| Data for this exercise |
** start **

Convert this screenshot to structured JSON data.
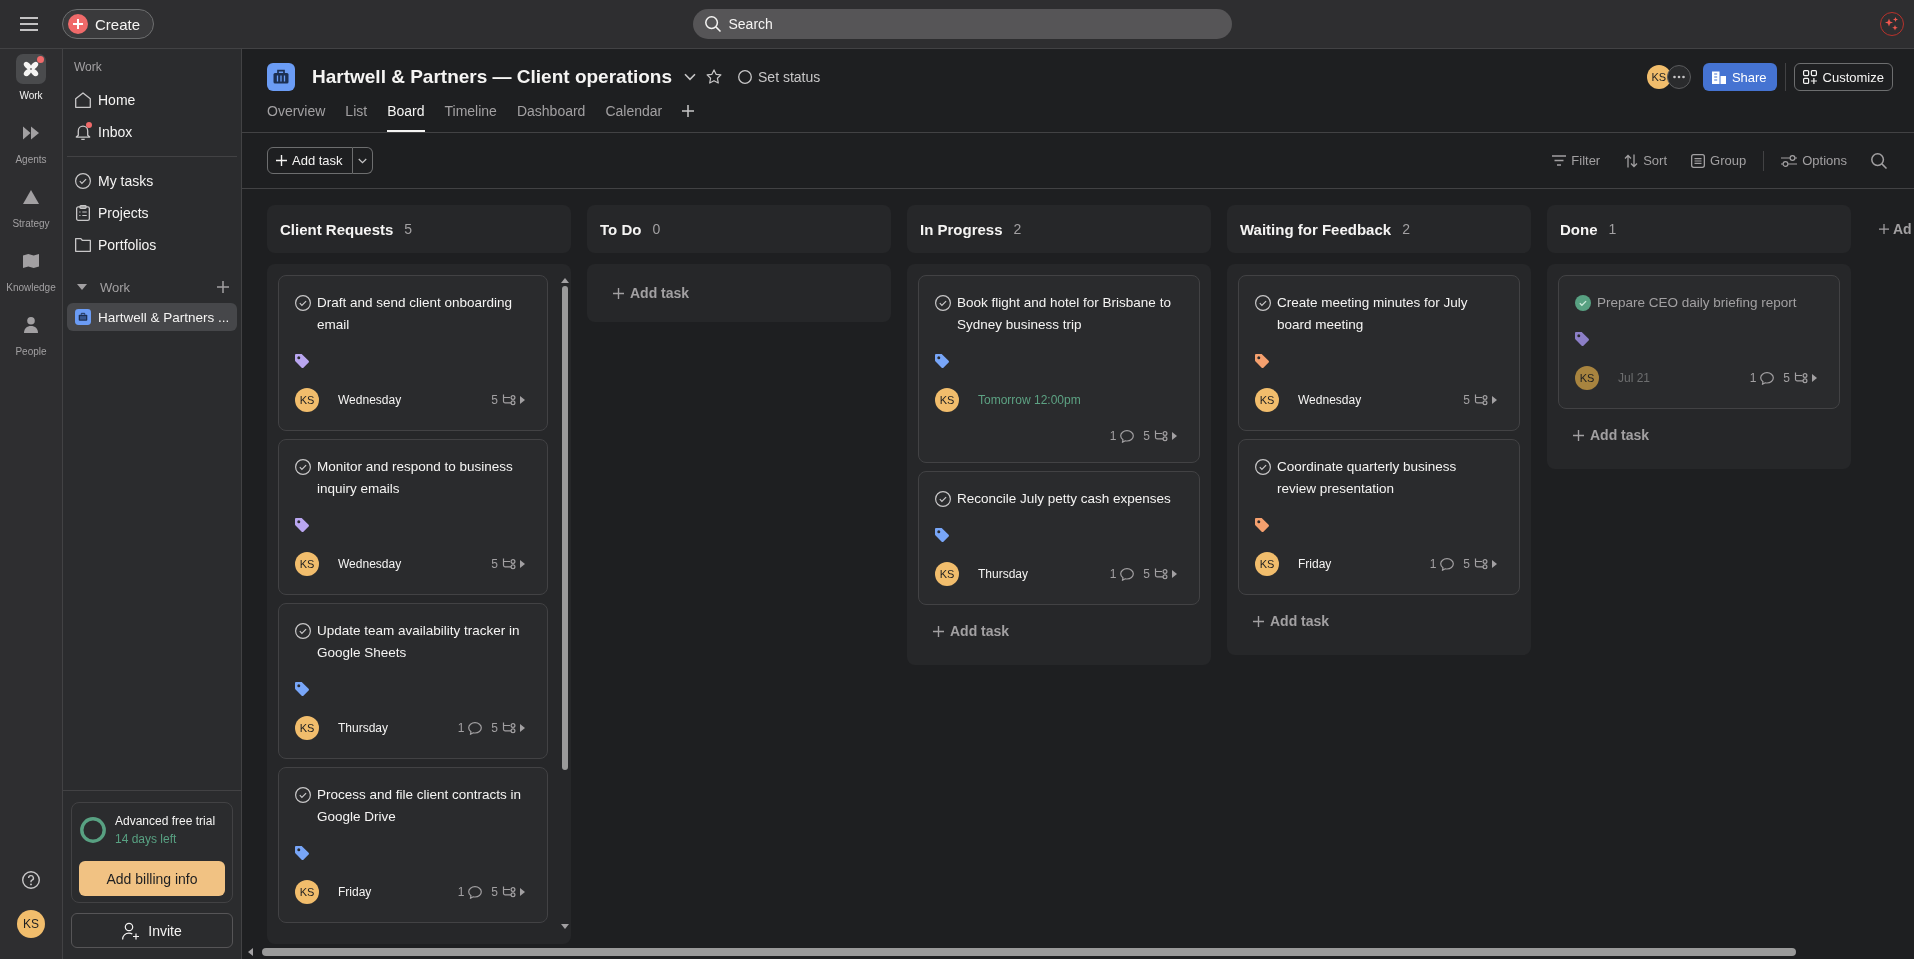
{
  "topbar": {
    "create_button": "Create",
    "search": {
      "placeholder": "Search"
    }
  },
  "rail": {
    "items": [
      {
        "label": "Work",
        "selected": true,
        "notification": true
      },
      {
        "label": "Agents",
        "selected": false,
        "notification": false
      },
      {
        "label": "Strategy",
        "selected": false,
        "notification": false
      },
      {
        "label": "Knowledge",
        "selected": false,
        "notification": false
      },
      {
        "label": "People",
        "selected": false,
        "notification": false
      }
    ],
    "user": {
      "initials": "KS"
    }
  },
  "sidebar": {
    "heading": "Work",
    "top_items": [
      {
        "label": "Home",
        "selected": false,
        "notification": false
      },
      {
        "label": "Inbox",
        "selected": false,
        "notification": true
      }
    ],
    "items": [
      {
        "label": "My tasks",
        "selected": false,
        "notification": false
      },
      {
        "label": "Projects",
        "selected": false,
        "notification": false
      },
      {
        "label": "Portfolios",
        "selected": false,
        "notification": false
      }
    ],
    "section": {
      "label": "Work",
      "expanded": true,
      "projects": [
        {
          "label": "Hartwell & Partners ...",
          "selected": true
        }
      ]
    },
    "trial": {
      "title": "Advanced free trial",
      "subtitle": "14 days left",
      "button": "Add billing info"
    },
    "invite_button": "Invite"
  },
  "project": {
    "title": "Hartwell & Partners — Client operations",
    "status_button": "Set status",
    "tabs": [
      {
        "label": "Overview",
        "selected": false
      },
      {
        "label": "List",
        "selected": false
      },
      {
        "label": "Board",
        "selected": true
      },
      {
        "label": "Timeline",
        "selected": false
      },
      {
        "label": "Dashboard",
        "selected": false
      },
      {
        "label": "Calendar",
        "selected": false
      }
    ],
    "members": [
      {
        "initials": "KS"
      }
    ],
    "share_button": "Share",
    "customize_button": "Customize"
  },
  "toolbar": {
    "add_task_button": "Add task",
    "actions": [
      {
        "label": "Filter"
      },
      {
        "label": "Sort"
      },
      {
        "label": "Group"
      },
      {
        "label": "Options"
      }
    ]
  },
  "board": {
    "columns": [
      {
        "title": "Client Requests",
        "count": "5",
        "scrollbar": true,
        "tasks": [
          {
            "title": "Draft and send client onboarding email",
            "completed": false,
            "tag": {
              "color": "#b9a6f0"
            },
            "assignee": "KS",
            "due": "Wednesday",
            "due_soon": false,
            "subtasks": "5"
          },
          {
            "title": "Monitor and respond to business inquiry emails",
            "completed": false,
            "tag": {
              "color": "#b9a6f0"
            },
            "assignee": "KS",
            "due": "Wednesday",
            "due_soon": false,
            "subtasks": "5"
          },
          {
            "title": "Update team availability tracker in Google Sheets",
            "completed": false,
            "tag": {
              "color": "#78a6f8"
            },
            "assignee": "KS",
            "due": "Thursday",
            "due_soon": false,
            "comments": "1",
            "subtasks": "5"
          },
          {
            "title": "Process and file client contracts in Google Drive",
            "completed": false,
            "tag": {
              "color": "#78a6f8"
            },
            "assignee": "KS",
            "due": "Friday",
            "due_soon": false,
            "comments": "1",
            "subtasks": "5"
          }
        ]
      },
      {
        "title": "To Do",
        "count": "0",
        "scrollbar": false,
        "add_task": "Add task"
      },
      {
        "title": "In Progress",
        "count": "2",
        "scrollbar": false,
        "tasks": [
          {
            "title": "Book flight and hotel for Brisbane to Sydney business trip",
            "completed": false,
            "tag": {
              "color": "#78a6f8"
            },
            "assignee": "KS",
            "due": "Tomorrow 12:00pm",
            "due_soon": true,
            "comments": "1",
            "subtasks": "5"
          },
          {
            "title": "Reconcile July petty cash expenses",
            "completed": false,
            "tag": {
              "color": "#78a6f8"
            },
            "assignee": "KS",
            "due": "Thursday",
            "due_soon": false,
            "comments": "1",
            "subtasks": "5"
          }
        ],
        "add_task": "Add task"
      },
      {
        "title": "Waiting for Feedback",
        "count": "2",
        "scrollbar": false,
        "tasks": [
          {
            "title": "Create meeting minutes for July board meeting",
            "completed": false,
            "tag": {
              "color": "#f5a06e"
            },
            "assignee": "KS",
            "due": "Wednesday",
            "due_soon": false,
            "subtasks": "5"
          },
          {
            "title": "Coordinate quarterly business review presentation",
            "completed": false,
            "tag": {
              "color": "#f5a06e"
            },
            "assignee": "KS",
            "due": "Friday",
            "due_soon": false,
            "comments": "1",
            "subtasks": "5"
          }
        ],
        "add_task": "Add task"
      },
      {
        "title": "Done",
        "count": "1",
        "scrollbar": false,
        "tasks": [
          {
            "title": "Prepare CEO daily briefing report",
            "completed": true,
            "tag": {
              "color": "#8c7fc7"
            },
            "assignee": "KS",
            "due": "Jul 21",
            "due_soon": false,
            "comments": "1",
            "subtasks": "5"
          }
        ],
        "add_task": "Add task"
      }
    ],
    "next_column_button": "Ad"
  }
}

** end **
** start **

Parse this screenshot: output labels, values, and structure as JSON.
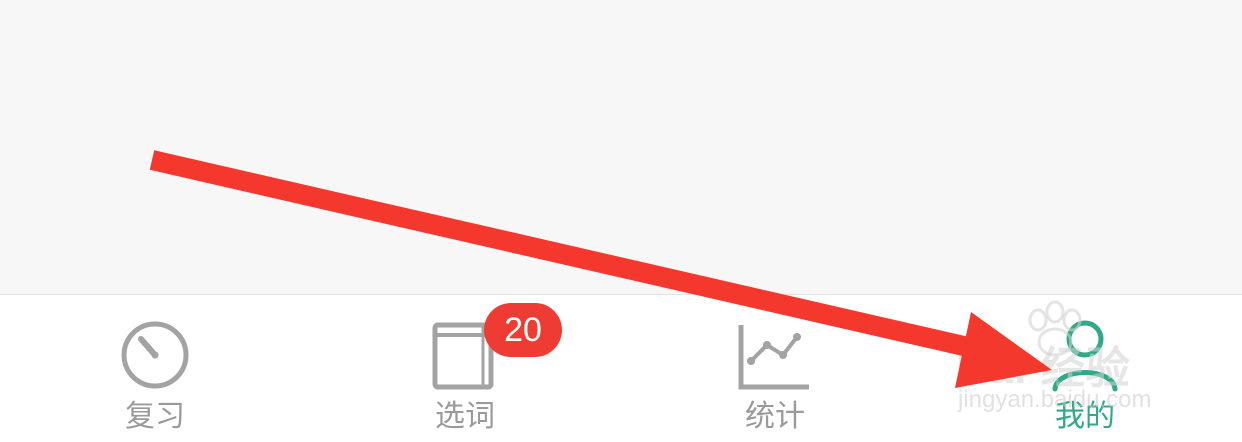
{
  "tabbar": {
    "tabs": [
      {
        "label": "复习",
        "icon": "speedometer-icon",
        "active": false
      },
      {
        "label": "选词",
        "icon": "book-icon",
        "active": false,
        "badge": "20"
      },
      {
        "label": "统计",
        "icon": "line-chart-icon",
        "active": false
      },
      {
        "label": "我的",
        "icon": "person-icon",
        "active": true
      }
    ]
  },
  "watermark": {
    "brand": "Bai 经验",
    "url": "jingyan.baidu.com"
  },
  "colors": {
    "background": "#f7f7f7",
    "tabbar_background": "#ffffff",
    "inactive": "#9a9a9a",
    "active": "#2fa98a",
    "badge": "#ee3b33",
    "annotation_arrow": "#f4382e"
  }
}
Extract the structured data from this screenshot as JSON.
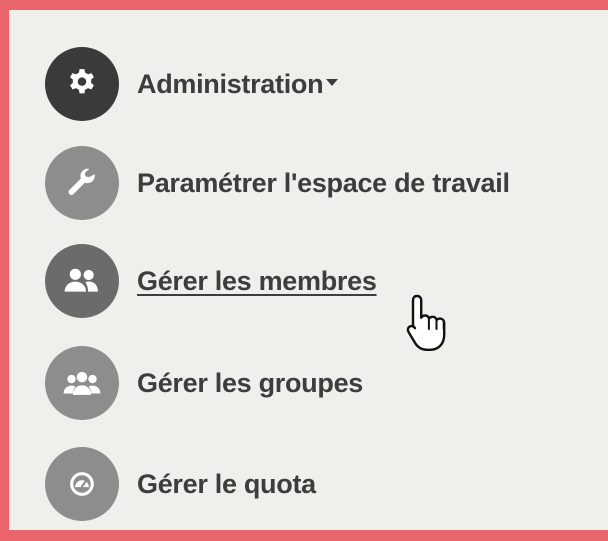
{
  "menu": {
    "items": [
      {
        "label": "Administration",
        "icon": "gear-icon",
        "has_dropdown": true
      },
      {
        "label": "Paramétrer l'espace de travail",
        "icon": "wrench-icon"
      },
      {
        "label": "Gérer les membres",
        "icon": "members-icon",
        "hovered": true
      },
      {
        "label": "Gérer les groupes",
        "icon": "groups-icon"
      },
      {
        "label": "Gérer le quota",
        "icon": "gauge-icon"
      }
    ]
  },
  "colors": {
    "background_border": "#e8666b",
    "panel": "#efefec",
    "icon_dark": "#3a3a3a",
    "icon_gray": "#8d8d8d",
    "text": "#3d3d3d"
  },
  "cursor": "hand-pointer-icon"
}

** end **

How many of the lines above hold "Google"? Answer with only the number.

| Finished exercise |
2